GIVEN EXERCISE =
Where the string "Niño" occurs in the material below, report the whole line.

Figure record extracts
---

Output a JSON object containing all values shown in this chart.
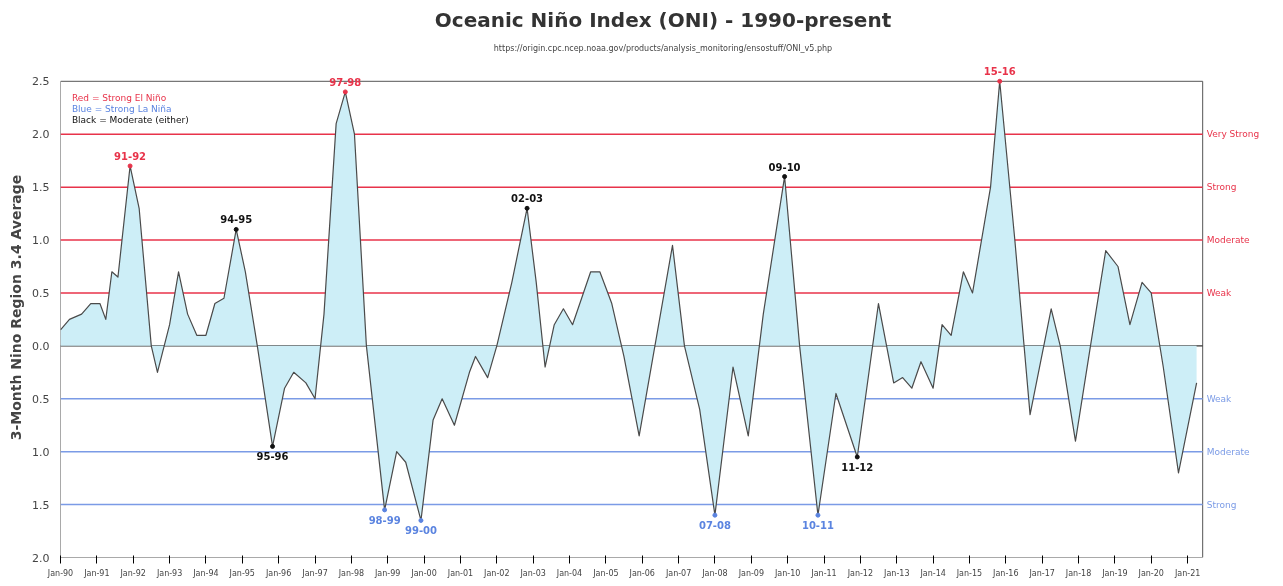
{
  "chart_data": {
    "type": "area",
    "title": "Oceanic Niño Index (ONI) - 1990-present",
    "subtitle": "https://origin.cpc.ncep.noaa.gov/products/analysis_monitoring/ensostuff/ONI_v5.php",
    "ylabel": "3-Month Nino Region 3.4 Average",
    "annotations": [
      "Red = Strong El Niño",
      "Blue = Strong La Niña",
      "Black = Moderate (either)"
    ],
    "xlim": [
      "1990-01",
      "2021-06"
    ],
    "xticks": [
      {
        "value": "1990-01",
        "label": "Jan-90"
      },
      {
        "value": "1991-01",
        "label": "Jan-91"
      },
      {
        "value": "1992-01",
        "label": "Jan-92"
      },
      {
        "value": "1993-01",
        "label": "Jan-93"
      },
      {
        "value": "1994-01",
        "label": "Jan-94"
      },
      {
        "value": "1995-01",
        "label": "Jan-95"
      },
      {
        "value": "1996-01",
        "label": "Jan-96"
      },
      {
        "value": "1997-01",
        "label": "Jan-97"
      },
      {
        "value": "1998-01",
        "label": "Jan-98"
      },
      {
        "value": "1999-01",
        "label": "Jan-99"
      },
      {
        "value": "2000-01",
        "label": "Jan-00"
      },
      {
        "value": "2001-01",
        "label": "Jan-01"
      },
      {
        "value": "2002-01",
        "label": "Jan-02"
      },
      {
        "value": "2003-01",
        "label": "Jan-03"
      },
      {
        "value": "2004-01",
        "label": "Jan-04"
      },
      {
        "value": "2005-01",
        "label": "Jan-05"
      },
      {
        "value": "2006-01",
        "label": "Jan-06"
      },
      {
        "value": "2007-01",
        "label": "Jan-07"
      },
      {
        "value": "2008-01",
        "label": "Jan-08"
      },
      {
        "value": "2009-01",
        "label": "Jan-09"
      },
      {
        "value": "2010-01",
        "label": "Jan-10"
      },
      {
        "value": "2011-01",
        "label": "Jan-11"
      },
      {
        "value": "2012-01",
        "label": "Jan-12"
      },
      {
        "value": "2013-01",
        "label": "Jan-13"
      },
      {
        "value": "2014-01",
        "label": "Jan-14"
      },
      {
        "value": "2015-01",
        "label": "Jan-15"
      },
      {
        "value": "2016-01",
        "label": "Jan-16"
      },
      {
        "value": "2017-01",
        "label": "Jan-17"
      },
      {
        "value": "2018-01",
        "label": "Jan-18"
      },
      {
        "value": "2019-01",
        "label": "Jan-19"
      },
      {
        "value": "2020-01",
        "label": "Jan-20"
      },
      {
        "value": "2021-01",
        "label": "Jan-21"
      }
    ],
    "ylim": [
      -2.0,
      2.5
    ],
    "yticks": [
      {
        "value": 2.5,
        "label": "2.5"
      },
      {
        "value": 2.0,
        "label": "2.0"
      },
      {
        "value": 1.5,
        "label": "1.5"
      },
      {
        "value": 1.0,
        "label": "1.0"
      },
      {
        "value": 0.5,
        "label": "0.5"
      },
      {
        "value": 0.0,
        "label": "0.0"
      },
      {
        "value": -0.5,
        "label": "0.5"
      },
      {
        "value": -1.0,
        "label": "1.0"
      },
      {
        "value": -1.5,
        "label": "1.5"
      },
      {
        "value": -2.0,
        "label": "2.0"
      }
    ],
    "grid": false,
    "ref_lines": [
      {
        "axis": "y",
        "value": 2.0,
        "label": "Very Strong",
        "color": "#e8334a"
      },
      {
        "axis": "y",
        "value": 1.5,
        "label": "Strong",
        "color": "#e8334a"
      },
      {
        "axis": "y",
        "value": 1.0,
        "label": "Moderate",
        "color": "#e8334a"
      },
      {
        "axis": "y",
        "value": 0.5,
        "label": "Weak",
        "color": "#e8334a"
      },
      {
        "axis": "y",
        "value": 0.0,
        "color": "#333333"
      },
      {
        "axis": "y",
        "value": -0.5,
        "label": "Weak",
        "color": "#7b9be6"
      },
      {
        "axis": "y",
        "value": -1.0,
        "label": "Moderate",
        "color": "#7b9be6"
      },
      {
        "axis": "y",
        "value": -1.5,
        "label": "Strong",
        "color": "#7b9be6"
      }
    ],
    "series": [
      {
        "color": "#cdeef7",
        "line_style": "solid",
        "x": [
          "1990-01",
          "1990-04",
          "1990-08",
          "1990-11",
          "1991-02",
          "1991-04",
          "1991-06",
          "1991-08",
          "1991-12",
          "1992-03",
          "1992-07",
          "1992-09",
          "1993-01",
          "1993-04",
          "1993-07",
          "1993-10",
          "1994-01",
          "1994-04",
          "1994-07",
          "1994-11",
          "1995-02",
          "1995-06",
          "1995-11",
          "1996-03",
          "1996-06",
          "1996-10",
          "1997-01",
          "1997-04",
          "1997-08",
          "1997-11",
          "1998-02",
          "1998-06",
          "1998-12",
          "1999-04",
          "1999-07",
          "1999-12",
          "2000-04",
          "2000-07",
          "2000-11",
          "2001-04",
          "2001-06",
          "2001-10",
          "2002-01",
          "2002-06",
          "2002-11",
          "2003-02",
          "2003-05",
          "2003-08",
          "2003-11",
          "2004-02",
          "2004-08",
          "2004-11",
          "2005-03",
          "2005-07",
          "2005-12",
          "2006-04",
          "2006-11",
          "2007-03",
          "2007-08",
          "2008-01",
          "2008-07",
          "2008-12",
          "2009-05",
          "2009-12",
          "2010-05",
          "2010-11",
          "2011-05",
          "2011-12",
          "2012-07",
          "2012-12",
          "2013-03",
          "2013-06",
          "2013-09",
          "2014-01",
          "2014-04",
          "2014-07",
          "2014-11",
          "2015-02",
          "2015-08",
          "2015-11",
          "2016-04",
          "2016-09",
          "2017-04",
          "2017-07",
          "2017-12",
          "2018-05",
          "2018-10",
          "2019-02",
          "2019-06",
          "2019-10",
          "2020-01",
          "2020-05",
          "2020-10",
          "2021-04"
        ],
        "values": [
          0.15,
          0.25,
          0.3,
          0.4,
          0.4,
          0.25,
          0.7,
          0.65,
          1.7,
          1.3,
          0.0,
          -0.25,
          0.2,
          0.7,
          0.3,
          0.1,
          0.1,
          0.4,
          0.45,
          1.1,
          0.7,
          0.0,
          -0.95,
          -0.4,
          -0.25,
          -0.35,
          -0.5,
          0.3,
          2.1,
          2.4,
          2.0,
          0.0,
          -1.55,
          -1.0,
          -1.1,
          -1.65,
          -0.7,
          -0.5,
          -0.75,
          -0.25,
          -0.1,
          -0.3,
          0.0,
          0.6,
          1.3,
          0.6,
          -0.2,
          0.2,
          0.35,
          0.2,
          0.7,
          0.7,
          0.4,
          -0.1,
          -0.85,
          -0.2,
          0.95,
          0.0,
          -0.6,
          -1.6,
          -0.2,
          -0.85,
          0.3,
          1.6,
          0.0,
          -1.6,
          -0.45,
          -1.05,
          0.4,
          -0.35,
          -0.3,
          -0.4,
          -0.15,
          -0.4,
          0.2,
          0.1,
          0.7,
          0.5,
          1.5,
          2.5,
          1.0,
          -0.65,
          0.35,
          0.0,
          -0.9,
          0.0,
          0.9,
          0.75,
          0.2,
          0.6,
          0.5,
          -0.2,
          -1.2,
          -0.35
        ]
      },
      {
        "type": "scatter",
        "marker": "circle",
        "color": "#e8334a",
        "x": [
          "1991-12",
          "1997-11",
          "2015-11"
        ],
        "values": [
          1.7,
          2.4,
          2.5
        ],
        "value_labels": [
          "91-92",
          "97-98",
          "15-16"
        ]
      },
      {
        "type": "scatter",
        "marker": "circle",
        "color": "#5b84e0",
        "x": [
          "1998-12",
          "1999-12",
          "2008-01",
          "2010-11"
        ],
        "values": [
          -1.55,
          -1.65,
          -1.6,
          -1.6
        ],
        "value_labels": [
          "98-99",
          "99-00",
          "07-08",
          "10-11"
        ]
      },
      {
        "type": "scatter",
        "marker": "circle",
        "color": "#111111",
        "x": [
          "1994-11",
          "2002-11",
          "2009-12",
          "1995-11",
          "2011-12"
        ],
        "values": [
          1.1,
          1.3,
          1.6,
          -0.95,
          -1.05
        ],
        "value_labels": [
          "94-95",
          "02-03",
          "09-10",
          "95-96",
          "11-12"
        ]
      }
    ]
  }
}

---

ANSWER =
    "title": "Oceanic Niño Index (ONI) - 1990-present",
      "Red = Strong El Niño",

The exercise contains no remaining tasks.